[Task requirements]:
In the material below, repeat only the lines from the one that holds "Enumerate this screenshot's" through the final line, exactly as they stand.
'''
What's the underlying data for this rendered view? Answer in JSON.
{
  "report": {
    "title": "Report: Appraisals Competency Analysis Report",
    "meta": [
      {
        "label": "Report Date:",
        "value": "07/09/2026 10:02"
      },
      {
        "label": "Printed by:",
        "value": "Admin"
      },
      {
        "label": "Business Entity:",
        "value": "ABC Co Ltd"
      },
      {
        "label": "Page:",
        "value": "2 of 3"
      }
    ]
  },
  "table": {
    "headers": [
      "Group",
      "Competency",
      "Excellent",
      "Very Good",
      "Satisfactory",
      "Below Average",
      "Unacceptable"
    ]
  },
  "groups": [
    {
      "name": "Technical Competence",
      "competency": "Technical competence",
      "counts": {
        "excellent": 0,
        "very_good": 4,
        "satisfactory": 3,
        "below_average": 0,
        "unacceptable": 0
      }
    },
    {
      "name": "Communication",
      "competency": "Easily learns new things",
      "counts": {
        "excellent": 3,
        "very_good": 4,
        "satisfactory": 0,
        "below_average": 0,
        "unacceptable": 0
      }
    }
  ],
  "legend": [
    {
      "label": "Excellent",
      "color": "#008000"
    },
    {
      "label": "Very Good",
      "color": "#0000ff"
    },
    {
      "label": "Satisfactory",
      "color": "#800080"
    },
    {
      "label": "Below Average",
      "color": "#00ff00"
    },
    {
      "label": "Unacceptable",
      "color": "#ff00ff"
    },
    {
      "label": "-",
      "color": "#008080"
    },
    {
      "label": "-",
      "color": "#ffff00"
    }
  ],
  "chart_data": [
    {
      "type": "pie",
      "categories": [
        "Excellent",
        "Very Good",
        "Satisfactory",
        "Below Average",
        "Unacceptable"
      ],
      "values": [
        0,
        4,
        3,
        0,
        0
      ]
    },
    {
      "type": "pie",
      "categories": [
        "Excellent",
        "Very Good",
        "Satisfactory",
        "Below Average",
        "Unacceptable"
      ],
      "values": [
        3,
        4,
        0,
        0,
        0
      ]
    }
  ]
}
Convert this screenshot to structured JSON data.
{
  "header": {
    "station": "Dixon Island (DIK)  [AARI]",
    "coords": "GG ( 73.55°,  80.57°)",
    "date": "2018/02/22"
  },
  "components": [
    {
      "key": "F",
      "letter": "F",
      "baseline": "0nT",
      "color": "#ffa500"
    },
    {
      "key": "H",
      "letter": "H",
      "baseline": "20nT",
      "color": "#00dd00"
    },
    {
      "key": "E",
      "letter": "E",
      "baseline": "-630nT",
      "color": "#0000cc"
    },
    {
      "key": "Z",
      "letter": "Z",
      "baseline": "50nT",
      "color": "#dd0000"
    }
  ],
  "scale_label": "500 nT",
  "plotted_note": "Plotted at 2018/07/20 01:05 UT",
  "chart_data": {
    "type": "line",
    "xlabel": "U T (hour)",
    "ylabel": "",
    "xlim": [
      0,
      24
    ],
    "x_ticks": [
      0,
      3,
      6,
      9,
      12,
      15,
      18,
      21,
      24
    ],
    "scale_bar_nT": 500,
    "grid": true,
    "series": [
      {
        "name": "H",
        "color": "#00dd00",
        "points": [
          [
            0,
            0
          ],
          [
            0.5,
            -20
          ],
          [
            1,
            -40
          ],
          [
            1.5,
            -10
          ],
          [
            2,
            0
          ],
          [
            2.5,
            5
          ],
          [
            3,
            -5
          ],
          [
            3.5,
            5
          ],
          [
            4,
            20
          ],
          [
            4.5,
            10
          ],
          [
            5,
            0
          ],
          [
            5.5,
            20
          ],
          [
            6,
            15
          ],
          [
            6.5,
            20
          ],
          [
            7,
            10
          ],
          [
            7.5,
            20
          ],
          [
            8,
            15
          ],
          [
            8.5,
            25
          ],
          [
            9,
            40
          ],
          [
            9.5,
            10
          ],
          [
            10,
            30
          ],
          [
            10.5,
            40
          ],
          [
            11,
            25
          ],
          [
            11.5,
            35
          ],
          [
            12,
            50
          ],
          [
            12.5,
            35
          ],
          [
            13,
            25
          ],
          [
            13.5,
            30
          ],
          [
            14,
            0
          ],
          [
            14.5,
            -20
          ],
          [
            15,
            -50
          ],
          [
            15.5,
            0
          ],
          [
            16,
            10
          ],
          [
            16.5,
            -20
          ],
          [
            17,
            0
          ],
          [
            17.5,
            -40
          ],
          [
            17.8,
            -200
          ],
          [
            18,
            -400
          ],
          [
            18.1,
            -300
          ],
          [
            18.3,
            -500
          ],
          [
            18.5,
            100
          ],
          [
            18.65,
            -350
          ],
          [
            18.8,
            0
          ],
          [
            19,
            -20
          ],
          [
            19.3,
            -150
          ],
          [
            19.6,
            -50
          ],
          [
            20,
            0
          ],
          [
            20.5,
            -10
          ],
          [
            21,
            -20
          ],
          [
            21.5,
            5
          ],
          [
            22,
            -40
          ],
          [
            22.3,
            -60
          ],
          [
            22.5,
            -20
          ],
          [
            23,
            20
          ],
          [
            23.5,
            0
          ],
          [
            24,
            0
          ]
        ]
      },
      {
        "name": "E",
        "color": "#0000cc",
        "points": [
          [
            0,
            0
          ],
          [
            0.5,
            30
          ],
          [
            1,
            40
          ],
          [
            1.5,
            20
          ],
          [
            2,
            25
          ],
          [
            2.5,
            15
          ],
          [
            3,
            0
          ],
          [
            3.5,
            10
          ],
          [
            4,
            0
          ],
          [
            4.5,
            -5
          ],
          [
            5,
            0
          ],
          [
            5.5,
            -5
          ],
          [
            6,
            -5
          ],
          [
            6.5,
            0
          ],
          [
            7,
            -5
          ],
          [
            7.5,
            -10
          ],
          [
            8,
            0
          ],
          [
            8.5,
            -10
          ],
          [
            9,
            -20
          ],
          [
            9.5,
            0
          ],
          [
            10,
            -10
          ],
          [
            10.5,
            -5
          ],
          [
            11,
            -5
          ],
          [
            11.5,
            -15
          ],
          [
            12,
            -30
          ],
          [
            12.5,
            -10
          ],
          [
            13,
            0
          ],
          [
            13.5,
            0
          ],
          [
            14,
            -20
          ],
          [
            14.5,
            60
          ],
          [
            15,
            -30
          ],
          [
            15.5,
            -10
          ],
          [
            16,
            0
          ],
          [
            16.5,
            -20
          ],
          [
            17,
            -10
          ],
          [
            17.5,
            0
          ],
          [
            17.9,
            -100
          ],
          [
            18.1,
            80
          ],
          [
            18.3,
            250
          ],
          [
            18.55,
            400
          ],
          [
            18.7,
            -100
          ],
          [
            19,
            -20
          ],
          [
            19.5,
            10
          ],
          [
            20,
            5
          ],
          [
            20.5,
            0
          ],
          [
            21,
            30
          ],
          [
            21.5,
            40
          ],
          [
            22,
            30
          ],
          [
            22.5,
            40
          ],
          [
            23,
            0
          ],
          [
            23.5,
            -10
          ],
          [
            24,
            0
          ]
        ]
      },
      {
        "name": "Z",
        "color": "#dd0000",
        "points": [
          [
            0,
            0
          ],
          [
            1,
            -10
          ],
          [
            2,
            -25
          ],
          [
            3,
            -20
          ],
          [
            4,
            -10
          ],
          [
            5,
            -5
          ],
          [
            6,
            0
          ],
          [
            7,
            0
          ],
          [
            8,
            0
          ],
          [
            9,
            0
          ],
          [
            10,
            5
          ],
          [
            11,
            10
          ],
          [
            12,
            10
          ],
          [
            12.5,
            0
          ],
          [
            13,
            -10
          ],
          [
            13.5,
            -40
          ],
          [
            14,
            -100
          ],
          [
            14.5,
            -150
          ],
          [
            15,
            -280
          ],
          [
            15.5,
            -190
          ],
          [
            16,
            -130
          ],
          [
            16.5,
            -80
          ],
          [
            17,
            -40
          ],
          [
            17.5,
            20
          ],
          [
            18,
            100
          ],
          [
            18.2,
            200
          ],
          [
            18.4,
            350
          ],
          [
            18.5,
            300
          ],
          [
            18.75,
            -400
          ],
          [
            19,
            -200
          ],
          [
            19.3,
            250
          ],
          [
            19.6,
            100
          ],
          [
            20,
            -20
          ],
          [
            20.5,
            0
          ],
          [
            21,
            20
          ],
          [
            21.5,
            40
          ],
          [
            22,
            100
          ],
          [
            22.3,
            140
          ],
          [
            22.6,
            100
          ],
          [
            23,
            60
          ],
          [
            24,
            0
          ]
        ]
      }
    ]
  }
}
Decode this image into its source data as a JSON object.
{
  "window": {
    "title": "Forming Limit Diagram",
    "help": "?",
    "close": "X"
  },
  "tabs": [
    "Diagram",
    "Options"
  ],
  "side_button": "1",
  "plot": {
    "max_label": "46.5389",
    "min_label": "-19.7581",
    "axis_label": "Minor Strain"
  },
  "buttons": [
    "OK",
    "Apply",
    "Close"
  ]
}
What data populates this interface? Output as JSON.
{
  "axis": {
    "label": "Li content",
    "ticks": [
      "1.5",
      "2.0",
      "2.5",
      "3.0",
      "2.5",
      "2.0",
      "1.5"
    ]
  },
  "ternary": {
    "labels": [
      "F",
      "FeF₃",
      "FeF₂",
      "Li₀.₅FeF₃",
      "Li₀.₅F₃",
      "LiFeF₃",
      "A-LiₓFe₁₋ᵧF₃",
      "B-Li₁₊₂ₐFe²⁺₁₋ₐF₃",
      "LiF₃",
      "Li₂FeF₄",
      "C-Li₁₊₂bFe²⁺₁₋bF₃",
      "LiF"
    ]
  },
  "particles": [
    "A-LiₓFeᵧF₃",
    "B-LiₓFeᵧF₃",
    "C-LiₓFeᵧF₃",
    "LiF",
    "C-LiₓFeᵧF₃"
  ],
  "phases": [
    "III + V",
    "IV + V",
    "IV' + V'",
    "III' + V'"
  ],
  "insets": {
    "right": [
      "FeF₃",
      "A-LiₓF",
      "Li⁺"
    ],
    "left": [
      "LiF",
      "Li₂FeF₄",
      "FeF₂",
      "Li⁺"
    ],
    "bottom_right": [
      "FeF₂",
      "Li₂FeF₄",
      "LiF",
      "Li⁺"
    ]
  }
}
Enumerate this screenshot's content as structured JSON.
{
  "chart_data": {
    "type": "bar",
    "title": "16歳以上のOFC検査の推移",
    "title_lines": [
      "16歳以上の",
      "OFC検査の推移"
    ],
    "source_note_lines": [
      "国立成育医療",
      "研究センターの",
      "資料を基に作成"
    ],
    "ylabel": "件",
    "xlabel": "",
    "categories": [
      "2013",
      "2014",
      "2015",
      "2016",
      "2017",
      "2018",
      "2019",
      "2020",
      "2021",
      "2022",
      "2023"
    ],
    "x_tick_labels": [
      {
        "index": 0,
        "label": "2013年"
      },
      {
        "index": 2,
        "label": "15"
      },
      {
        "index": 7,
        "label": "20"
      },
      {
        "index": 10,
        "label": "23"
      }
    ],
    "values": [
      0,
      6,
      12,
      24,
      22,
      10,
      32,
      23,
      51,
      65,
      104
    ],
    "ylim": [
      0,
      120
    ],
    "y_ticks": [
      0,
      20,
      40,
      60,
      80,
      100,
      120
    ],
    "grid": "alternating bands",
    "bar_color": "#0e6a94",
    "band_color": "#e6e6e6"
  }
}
'''
[Answer to the exercise]:
Enumerate this screenshot's content as structured JSON.
{
  "chart_data": {
    "type": "bar",
    "title": "16歳以上のOFC検査の推移",
    "title_lines": [
      "16歳以上の",
      "OFC検査の推移"
    ],
    "source_note_lines": [
      "国立成育医療",
      "研究センターの",
      "資料を基に作成"
    ],
    "ylabel": "件",
    "xlabel": "",
    "categories": [
      "2013",
      "2014",
      "2015",
      "2016",
      "2017",
      "2018",
      "2019",
      "2020",
      "2021",
      "2022",
      "2023"
    ],
    "x_tick_labels": [
      {
        "index": 0,
        "label": "2013年"
      },
      {
        "index": 2,
        "label": "15"
      },
      {
        "index": 7,
        "label": "20"
      },
      {
        "index": 10,
        "label": "23"
      }
    ],
    "values": [
      0,
      6,
      12,
      24,
      22,
      10,
      32,
      23,
      51,
      65,
      104
    ],
    "ylim": [
      0,
      120
    ],
    "y_ticks": [
      0,
      20,
      40,
      60,
      80,
      100,
      120
    ],
    "grid": "alternating bands",
    "bar_color": "#0e6a94",
    "band_color": "#e6e6e6"
  }
}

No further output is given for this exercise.